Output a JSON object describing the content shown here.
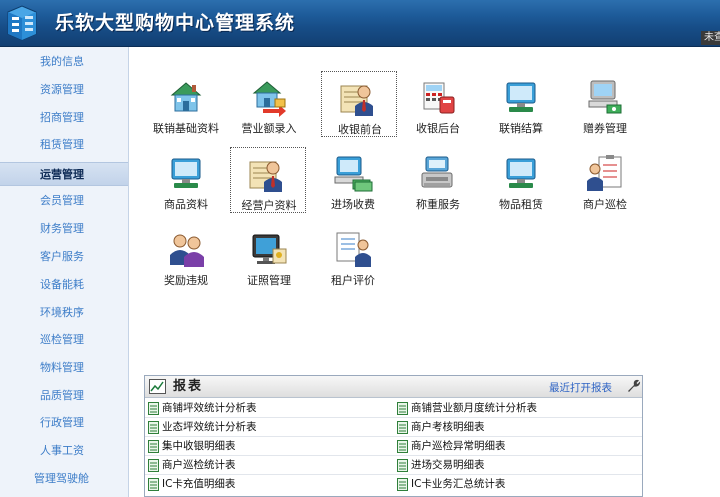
{
  "app": {
    "title": "乐软大型购物中心管理系统",
    "tag": "未查"
  },
  "sidebar": {
    "items": [
      {
        "label": "我的信息",
        "active": false
      },
      {
        "label": "资源管理",
        "active": false
      },
      {
        "label": "招商管理",
        "active": false
      },
      {
        "label": "租赁管理",
        "active": false
      },
      {
        "label": "运营管理",
        "active": true
      },
      {
        "label": "会员管理",
        "active": false
      },
      {
        "label": "财务管理",
        "active": false
      },
      {
        "label": "客户服务",
        "active": false
      },
      {
        "label": "设备能耗",
        "active": false
      },
      {
        "label": "环境秩序",
        "active": false
      },
      {
        "label": "巡检管理",
        "active": false
      },
      {
        "label": "物料管理",
        "active": false
      },
      {
        "label": "品质管理",
        "active": false
      },
      {
        "label": "行政管理",
        "active": false
      },
      {
        "label": "人事工资",
        "active": false
      },
      {
        "label": "管理驾驶舱",
        "active": false
      }
    ]
  },
  "functions": [
    {
      "label": "联销基础资料",
      "icon": "house-icon"
    },
    {
      "label": "营业额录入",
      "icon": "house-arrow-icon"
    },
    {
      "label": "收银前台",
      "icon": "manager-icon",
      "selected": true
    },
    {
      "label": "收银后台",
      "icon": "calculator-icon"
    },
    {
      "label": "联销结算",
      "icon": "monitor-icon"
    },
    {
      "label": "赠券管理",
      "icon": "computer-icon"
    },
    {
      "label": "商品资料",
      "icon": "monitor-icon"
    },
    {
      "label": "经营户资料",
      "icon": "manager-icon",
      "selected": true
    },
    {
      "label": "进场收费",
      "icon": "computer-cash-icon"
    },
    {
      "label": "称重服务",
      "icon": "scale-icon"
    },
    {
      "label": "物品租赁",
      "icon": "monitor-icon"
    },
    {
      "label": "商户巡检",
      "icon": "clipboard-person-icon"
    },
    {
      "label": "奖励违规",
      "icon": "people-icon"
    },
    {
      "label": "证照管理",
      "icon": "certificate-icon"
    },
    {
      "label": "租户评价",
      "icon": "document-person-icon"
    }
  ],
  "reports": {
    "title": "报表",
    "recent_label": "最近打开报表",
    "rows": [
      [
        "商铺坪效统计分析表",
        "商铺营业额月度统计分析表"
      ],
      [
        "业态坪效统计分析表",
        "商户考核明细表"
      ],
      [
        "集中收银明细表",
        "商户巡检异常明细表"
      ],
      [
        "商户巡检统计表",
        "进场交易明细表"
      ],
      [
        "IC卡充值明细表",
        "IC卡业务汇总统计表"
      ]
    ]
  },
  "colors": {
    "titlebar": "#1d5a98",
    "sidebar_bg": "#eef3fa",
    "nav_text": "#3d7dc8",
    "link": "#2f64c4"
  }
}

--

> _Instructions to follow_: Some lines of the records may hold the word "house". How many do? Answer with a number and nothing else.

> _Solution below_: 2